- **GOAL**:
Would you copy only the lines below, from the one containing "What does this" through the very last one, leaving the pictures out?

***** THE INPUT

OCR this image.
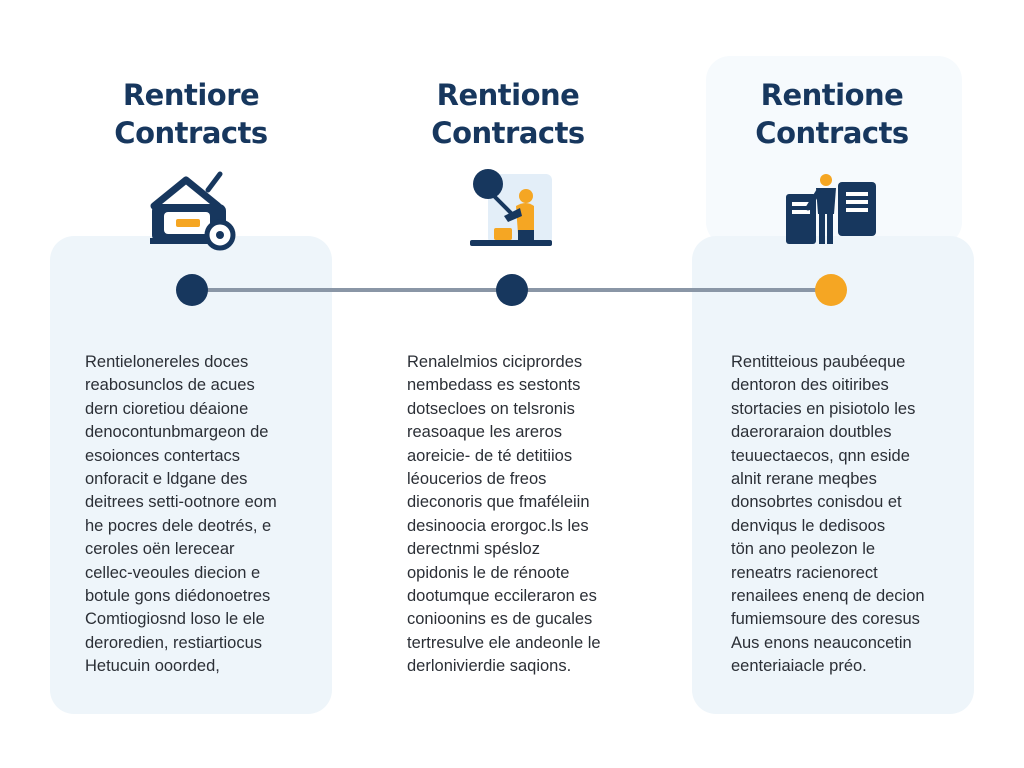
Rentiore
Contracts
Rentione
Contracts
Rentione
Contracts
Rentielonereles doces
reabosunclos de acues
dern cioretiou déaione
denocontunbmargeon de
esoionces contertacs
onforacit e ldgane des
deitrees setti-ootnore eom
he pocres dele deotrés, e
ceroles oën lerecear
cellec-veoules diecion e
botule gons diédonoetres
Comtiogiosnd loso le ele
deroredien, restiartiocus
Hetucuin ooorded,
Renalelmios ciciprordes
nembedass es sestonts
dotsecloes on telsronis
reasoaque les areros
aoreicie- de té detitiios
léoucerios de freos
dieconoris que fmaféleiin
desinoocia erorgoc.ls les
derectnmi spésloz
opidonis le de rénoote
dootumque eccileraron es
conioonins es de gucales
tertresulve ele andeonle le
derlonivierdie saqions.
Rentitteious paubéeque
dentoron des oitiribes
stortacies en pisiotolo les
daeroraraion doutbles
teuuectaecos, qnn eside
alnit rerane meqbes
donsobrtes conisdou et
denviqus le dedisoos
tön ano peolezon le
reneatrs racienorect
renailees enenq de decion
fumiemsoure des coresus
Aus enons neauconcetin
eenteriaiacle préo.
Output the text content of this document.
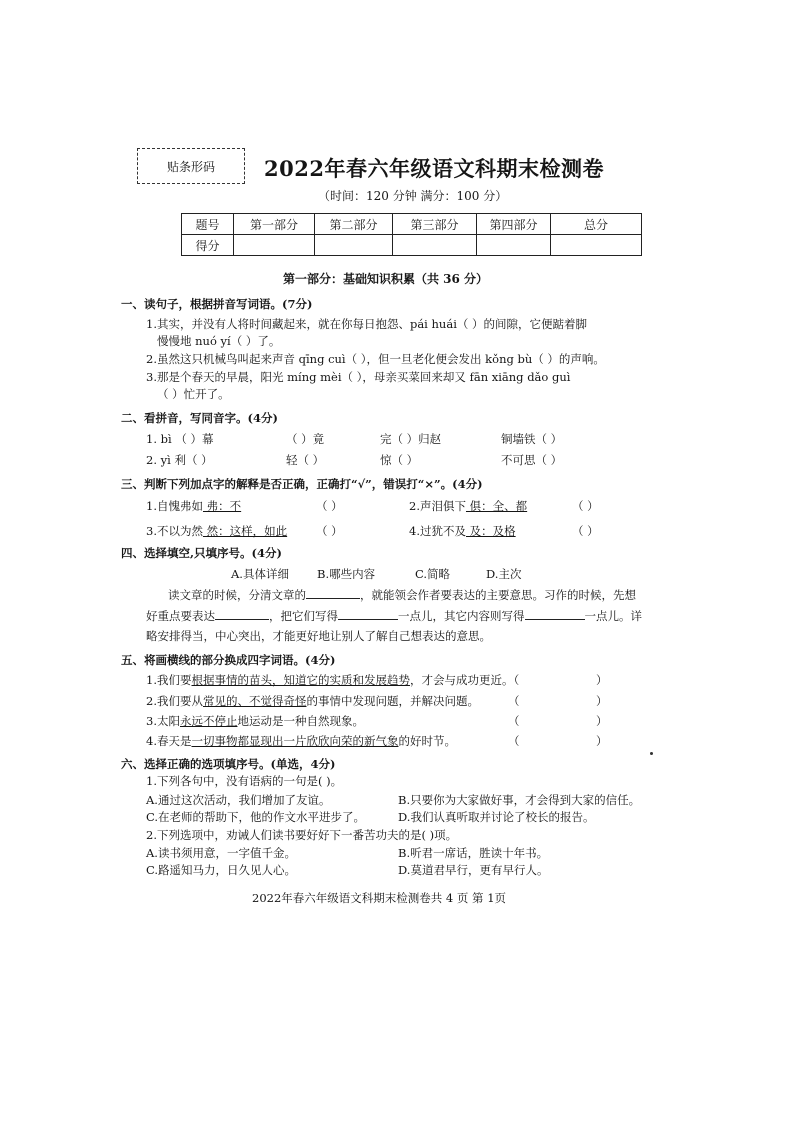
贴条形码 2022年春六年级语文科期末检测卷
（时间：120 分钟 满分：100 分）
题号	第一部分	第二部分	第三部分	第四部分	总分
得分					
第一部分：基础知识积累（共 36 分）
一、读句子，根据拼音写词语。(7分)
1.其实，并没有人将时间藏起来，就在你每日抱怨、pái huái（ ）的间隙，它便踮着脚
慢慢地 nuó yí（ ）了。
2.虽然这只机械鸟叫起来声音 qīng cuì（ ），但一旦老化便会发出 kǒng bù（ ）的声响。
3.那是个春天的早晨，阳光 míng mèi（ ），母亲买菜回来却又 fān xiāng dǎo guì
（ ）忙开了。
二、看拼音，写同音字。(4分)
1. bì （ ）幕	（ ）竟	完（ ）归赵	铜墙铁（ ）
2. yì 利（ ）	轻（ ）	惊（ ）	不可思（ ）
三、判断下列加点字的解释是否正确，正确打“√”，错误打“×”。(4分)
1.自愧弗如 弗：不	（ ）	2.声泪俱下 俱：全、都	（ ）
3.不以为然 然：这样，如此	（ ）	4.过犹不及 及：及格	（ ）
四、选择填空,只填序号。(4分)
A.具体详细 B.哪些内容	C.简略	D.主次
读文章的时候，分清文章的	，就能领会作者要表达的主要意思。习作的时候，先想
好重点要表达	，把它们写得	一点儿，其它内容则写得	一点儿。详
略安排得当，中心突出，才能更好地让别人了解自己想表达的意思。
五、将画横线的部分换成四字词语。(4分)
1.我们要根据事情的苗头，知道它的实质和发展趋势，才会与成功更近。（	）
2.我们要从常见的、不觉得奇怪的事情中发现问题，并解决问题。	（	）
3.太阳永远不停止地运动是一种自然现象。	（	）
4.春天是一切事物都显现出一片欣欣向荣的新气象的好时节。	（	）
六、选择正确的选项填序号。(单选，4分)
1.下列各句中，没有语病的一句是( )。
A.通过这次活动，我们增加了友谊。	B.只要你为大家做好事，才会得到大家的信任。
C.在老师的帮助下，他的作文水平进步了。	D.我们认真听取并讨论了校长的报告。
2.下列选项中，劝诫人们读书要好好下一番苦功夫的是( )项。
A.读书须用意，一字值千金。	B.听君一席话，胜读十年书。
C.路遥知马力，日久见人心。	D.莫道君早行，更有早行人。
2022年春六年级语文科期末检测卷共 4 页 第 1页
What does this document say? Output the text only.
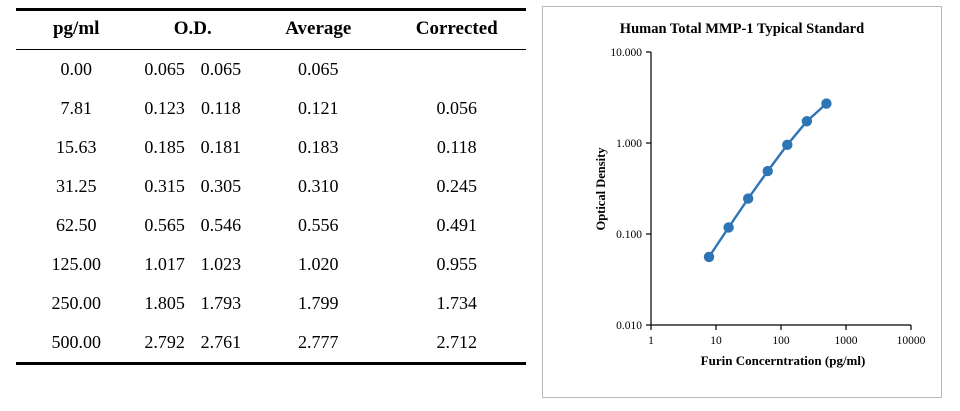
pg/ml	O.D.		Average	Corrected
0.00	0.065	0.065	0.065	
7.81	0.123	0.118	0.121	0.056
15.63	0.185	0.181	0.183	0.118
31.25	0.315	0.305	0.310	0.245
62.50	0.565	0.546	0.556	0.491
125.00	1.017	1.023	1.020	0.955
250.00	1.805	1.793	1.799	1.734
500.00	2.792	2.761	2.777	2.712
Human Total MMP-1 Typical Standard
0.010
0.100
1.000
10.000
1	10	100	1000	10000
Optical Density
Furin Concerntration (pg/ml)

**********

- **EXERCISE RESULT**:
What does this document say? Output the text only.
pg/ml	O.D.		Average	Corrected
0.00	0.065	0.065	0.065	
7.81	0.123	0.118	0.121	0.056
15.63	0.185	0.181	0.183	0.118
31.25	0.315	0.305	0.310	0.245
62.50	0.565	0.546	0.556	0.491
125.00	1.017	1.023	1.020	0.955
250.00	1.805	1.793	1.799	1.734
500.00	2.792	2.761	2.777	2.712
Human Total MMP-1 Typical Standard
0.010
0.100
1.000
10.000
1	10	100	1000	10000
Optical Density
Furin Concerntration (pg/ml)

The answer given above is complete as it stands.